■ SUPPLIED RECORDS ■
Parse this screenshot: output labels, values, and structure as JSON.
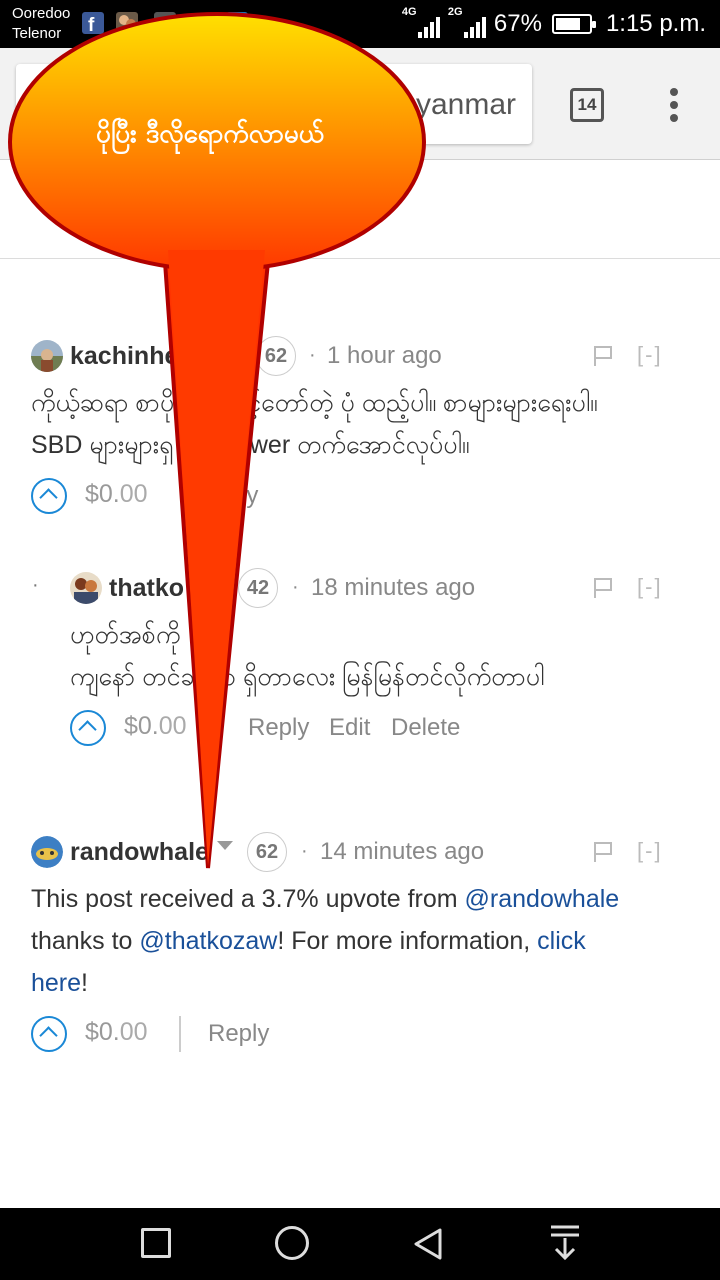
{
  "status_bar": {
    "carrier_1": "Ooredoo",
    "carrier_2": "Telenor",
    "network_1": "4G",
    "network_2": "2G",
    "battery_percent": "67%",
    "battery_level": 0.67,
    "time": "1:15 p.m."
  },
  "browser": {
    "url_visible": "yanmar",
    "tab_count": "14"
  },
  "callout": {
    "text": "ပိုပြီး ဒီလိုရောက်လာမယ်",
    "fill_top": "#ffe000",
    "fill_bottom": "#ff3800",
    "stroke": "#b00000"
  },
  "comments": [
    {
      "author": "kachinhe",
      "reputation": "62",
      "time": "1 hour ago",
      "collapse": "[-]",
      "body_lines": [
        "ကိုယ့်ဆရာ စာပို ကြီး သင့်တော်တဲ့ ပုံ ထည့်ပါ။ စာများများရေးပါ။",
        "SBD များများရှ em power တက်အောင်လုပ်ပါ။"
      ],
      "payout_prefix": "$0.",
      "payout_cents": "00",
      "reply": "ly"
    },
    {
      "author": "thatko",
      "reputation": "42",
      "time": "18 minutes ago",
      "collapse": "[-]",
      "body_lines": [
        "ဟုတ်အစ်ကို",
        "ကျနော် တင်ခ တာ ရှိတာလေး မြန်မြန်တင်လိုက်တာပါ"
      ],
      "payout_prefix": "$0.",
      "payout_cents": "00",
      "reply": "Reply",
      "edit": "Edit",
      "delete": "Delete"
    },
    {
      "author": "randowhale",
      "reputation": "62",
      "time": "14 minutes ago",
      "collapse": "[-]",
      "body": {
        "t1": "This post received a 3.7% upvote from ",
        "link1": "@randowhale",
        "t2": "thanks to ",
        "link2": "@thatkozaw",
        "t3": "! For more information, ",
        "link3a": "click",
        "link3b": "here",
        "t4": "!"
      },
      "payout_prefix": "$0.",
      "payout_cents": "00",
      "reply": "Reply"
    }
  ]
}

■ SET TASK ■
Search the records for the word "minutes" and copy every line where it occurs.

■ THE OUTPUT ■
      "time": "18 minutes ago",
      "time": "14 minutes ago",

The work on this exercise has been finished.